→ PROBLEM STATEMENT
Write out the rows from the first one through the line that contains "- network-node-GAL11[interactable]: [635, 192, 659, 216]". Keep every line unchanged and include both ends.

→ Layout region records
____________________
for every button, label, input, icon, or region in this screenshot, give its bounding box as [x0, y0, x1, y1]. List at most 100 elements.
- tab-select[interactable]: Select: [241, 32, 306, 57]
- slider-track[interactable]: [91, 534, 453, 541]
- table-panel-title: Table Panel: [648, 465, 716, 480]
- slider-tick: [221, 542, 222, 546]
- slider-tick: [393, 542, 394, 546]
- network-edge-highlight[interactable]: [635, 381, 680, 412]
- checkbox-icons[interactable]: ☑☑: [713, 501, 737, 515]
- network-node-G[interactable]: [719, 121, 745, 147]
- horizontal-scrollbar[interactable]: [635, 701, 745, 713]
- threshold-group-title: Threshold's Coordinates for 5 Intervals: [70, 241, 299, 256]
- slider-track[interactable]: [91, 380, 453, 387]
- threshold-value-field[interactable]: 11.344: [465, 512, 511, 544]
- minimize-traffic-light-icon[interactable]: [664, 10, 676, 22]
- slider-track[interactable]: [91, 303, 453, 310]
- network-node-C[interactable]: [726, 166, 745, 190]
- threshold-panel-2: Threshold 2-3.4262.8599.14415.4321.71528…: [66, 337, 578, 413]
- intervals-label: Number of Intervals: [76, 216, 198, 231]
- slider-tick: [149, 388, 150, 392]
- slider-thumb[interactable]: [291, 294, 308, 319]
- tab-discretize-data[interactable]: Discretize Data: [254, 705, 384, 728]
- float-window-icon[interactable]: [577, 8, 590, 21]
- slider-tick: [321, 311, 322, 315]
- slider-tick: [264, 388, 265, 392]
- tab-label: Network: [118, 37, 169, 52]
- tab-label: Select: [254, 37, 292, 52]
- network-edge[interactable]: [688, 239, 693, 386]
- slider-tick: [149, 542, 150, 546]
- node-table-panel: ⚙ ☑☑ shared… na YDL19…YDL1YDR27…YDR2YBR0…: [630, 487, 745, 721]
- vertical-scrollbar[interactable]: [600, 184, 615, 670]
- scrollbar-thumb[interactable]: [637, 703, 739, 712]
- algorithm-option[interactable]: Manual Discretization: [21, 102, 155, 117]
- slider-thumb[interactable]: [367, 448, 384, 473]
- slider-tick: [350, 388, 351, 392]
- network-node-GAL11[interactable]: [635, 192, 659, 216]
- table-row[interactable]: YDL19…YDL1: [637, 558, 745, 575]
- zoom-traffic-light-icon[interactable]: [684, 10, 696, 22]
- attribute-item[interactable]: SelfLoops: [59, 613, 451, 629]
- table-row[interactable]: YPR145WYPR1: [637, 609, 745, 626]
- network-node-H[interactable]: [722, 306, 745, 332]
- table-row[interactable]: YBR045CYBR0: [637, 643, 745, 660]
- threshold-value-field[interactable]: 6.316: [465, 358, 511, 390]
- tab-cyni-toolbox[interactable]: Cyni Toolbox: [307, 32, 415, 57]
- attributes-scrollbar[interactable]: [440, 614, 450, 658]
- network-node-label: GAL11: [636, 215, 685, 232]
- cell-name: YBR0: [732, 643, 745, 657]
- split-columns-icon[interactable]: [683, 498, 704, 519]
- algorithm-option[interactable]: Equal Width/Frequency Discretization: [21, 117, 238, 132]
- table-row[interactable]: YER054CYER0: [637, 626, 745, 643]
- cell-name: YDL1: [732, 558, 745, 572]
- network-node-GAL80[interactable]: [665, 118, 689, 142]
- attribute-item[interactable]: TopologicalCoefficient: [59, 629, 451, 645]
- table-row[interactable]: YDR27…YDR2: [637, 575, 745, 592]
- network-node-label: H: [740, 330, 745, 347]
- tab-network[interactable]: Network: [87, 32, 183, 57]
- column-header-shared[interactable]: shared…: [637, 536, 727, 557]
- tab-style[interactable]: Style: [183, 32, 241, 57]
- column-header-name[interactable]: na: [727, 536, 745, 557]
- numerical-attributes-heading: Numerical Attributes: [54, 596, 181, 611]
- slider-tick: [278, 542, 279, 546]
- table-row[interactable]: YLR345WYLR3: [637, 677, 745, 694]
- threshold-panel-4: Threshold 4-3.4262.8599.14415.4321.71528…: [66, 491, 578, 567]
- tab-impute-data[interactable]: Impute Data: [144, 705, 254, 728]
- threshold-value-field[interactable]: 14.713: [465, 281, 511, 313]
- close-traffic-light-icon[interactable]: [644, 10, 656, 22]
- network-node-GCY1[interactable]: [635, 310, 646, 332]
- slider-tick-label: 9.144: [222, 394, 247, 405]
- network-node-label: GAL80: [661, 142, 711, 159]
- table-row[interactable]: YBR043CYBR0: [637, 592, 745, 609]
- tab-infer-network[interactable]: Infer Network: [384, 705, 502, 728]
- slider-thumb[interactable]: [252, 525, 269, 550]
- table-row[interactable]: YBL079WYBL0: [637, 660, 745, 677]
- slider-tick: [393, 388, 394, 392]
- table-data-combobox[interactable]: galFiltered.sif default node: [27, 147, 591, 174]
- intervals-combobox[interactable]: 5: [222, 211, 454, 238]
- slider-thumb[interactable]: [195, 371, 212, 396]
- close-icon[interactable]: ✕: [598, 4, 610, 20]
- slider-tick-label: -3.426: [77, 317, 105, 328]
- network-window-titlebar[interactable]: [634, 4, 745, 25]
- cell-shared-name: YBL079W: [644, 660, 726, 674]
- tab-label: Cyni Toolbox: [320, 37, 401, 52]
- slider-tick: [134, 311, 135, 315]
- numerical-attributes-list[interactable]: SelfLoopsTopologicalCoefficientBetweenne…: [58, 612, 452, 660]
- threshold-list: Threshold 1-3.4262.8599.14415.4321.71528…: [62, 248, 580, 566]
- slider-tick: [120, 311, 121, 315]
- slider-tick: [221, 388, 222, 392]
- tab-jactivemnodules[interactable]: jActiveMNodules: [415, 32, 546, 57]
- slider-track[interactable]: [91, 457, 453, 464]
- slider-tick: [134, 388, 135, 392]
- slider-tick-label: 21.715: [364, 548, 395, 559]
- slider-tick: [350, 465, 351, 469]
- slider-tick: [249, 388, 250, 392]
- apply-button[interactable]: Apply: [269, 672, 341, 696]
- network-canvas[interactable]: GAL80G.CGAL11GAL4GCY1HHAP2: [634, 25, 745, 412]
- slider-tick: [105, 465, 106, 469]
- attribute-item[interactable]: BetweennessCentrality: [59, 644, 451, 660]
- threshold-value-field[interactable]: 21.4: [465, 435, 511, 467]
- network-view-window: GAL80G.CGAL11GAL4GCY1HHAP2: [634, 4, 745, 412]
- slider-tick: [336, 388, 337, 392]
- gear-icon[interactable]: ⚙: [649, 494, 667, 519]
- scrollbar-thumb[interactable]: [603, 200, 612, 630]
____________________
→ PROBLEM SOLUTION
for every button, label, input, icon, or region in this screenshot, give its bounding box as [x0, y0, x1, y1]. List at most 100 elements.
- tab-select[interactable]: Select: [241, 32, 306, 57]
- slider-track[interactable]: [91, 534, 453, 541]
- table-panel-title: Table Panel: [648, 465, 716, 480]
- slider-tick: [221, 542, 222, 546]
- slider-tick: [393, 542, 394, 546]
- network-edge-highlight[interactable]: [635, 381, 680, 412]
- checkbox-icons[interactable]: ☑☑: [713, 501, 737, 515]
- network-node-G[interactable]: [719, 121, 745, 147]
- horizontal-scrollbar[interactable]: [635, 701, 745, 713]
- threshold-group-title: Threshold's Coordinates for 5 Intervals: [70, 241, 299, 256]
- slider-track[interactable]: [91, 380, 453, 387]
- threshold-value-field[interactable]: 11.344: [465, 512, 511, 544]
- minimize-traffic-light-icon[interactable]: [664, 10, 676, 22]
- slider-track[interactable]: [91, 303, 453, 310]
- network-node-C[interactable]: [726, 166, 745, 190]
- threshold-panel-2: Threshold 2-3.4262.8599.14415.4321.71528…: [66, 337, 578, 413]
- intervals-label: Number of Intervals: [76, 216, 198, 231]
- slider-tick: [149, 388, 150, 392]
- slider-thumb[interactable]: [291, 294, 308, 319]
- tab-discretize-data[interactable]: Discretize Data: [254, 705, 384, 728]
- float-window-icon[interactable]: [577, 8, 590, 21]
- slider-tick: [321, 311, 322, 315]
- slider-tick: [264, 388, 265, 392]
- tab-label: Network: [118, 37, 169, 52]
- tab-label: Select: [254, 37, 292, 52]
- network-edge[interactable]: [688, 239, 693, 386]
- slider-tick: [149, 542, 150, 546]
- node-table-panel: ⚙ ☑☑ shared… na YDL19…YDL1YDR27…YDR2YBR0…: [630, 487, 745, 721]
- vertical-scrollbar[interactable]: [600, 184, 615, 670]
- scrollbar-thumb[interactable]: [637, 703, 739, 712]
- algorithm-option[interactable]: Manual Discretization: [21, 102, 155, 117]
- slider-thumb[interactable]: [367, 448, 384, 473]
- slider-tick: [350, 388, 351, 392]
- network-node-GAL11[interactable]: [635, 192, 659, 216]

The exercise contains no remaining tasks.